__STATED EXERCISE__. Give nothing except the number of lines containing the word "search".

__SUPPLIED MATERIAL__.
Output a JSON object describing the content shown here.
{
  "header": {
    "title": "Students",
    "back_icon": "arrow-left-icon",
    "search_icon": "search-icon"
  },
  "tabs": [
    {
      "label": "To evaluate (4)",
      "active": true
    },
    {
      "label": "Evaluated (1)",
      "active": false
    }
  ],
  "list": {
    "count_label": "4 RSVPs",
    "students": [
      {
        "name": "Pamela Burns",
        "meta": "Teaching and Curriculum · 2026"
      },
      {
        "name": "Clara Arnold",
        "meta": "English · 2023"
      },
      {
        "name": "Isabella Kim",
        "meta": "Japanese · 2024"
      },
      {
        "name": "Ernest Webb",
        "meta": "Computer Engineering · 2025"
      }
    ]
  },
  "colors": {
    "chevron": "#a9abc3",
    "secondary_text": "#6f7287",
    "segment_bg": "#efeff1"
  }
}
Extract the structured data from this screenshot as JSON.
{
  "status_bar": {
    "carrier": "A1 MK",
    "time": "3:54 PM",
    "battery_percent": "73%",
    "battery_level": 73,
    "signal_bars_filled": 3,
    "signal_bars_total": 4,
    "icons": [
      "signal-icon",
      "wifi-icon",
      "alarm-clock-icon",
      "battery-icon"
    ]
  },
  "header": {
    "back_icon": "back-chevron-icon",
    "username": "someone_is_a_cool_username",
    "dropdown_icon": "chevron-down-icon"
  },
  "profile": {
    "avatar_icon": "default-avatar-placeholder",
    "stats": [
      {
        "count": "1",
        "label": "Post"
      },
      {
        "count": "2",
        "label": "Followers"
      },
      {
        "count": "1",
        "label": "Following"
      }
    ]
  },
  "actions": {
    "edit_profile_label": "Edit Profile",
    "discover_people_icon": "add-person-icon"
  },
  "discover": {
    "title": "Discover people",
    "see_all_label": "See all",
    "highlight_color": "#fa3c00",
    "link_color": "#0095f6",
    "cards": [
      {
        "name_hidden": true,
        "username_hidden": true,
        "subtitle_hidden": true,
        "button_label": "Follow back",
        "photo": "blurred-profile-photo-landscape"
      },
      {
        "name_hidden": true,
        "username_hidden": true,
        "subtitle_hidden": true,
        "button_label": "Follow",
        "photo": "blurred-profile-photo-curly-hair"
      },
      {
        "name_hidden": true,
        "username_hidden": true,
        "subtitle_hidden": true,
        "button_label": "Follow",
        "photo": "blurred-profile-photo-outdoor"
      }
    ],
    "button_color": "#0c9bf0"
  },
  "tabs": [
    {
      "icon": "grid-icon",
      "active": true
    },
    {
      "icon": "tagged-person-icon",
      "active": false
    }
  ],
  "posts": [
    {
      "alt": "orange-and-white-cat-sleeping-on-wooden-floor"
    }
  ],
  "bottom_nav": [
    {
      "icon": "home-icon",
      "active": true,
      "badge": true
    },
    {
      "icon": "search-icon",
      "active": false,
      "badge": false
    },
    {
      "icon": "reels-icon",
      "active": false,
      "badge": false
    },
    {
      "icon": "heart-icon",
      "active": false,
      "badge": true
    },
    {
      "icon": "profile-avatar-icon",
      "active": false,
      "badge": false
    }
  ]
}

__WRITTEN RESPONSE__. 2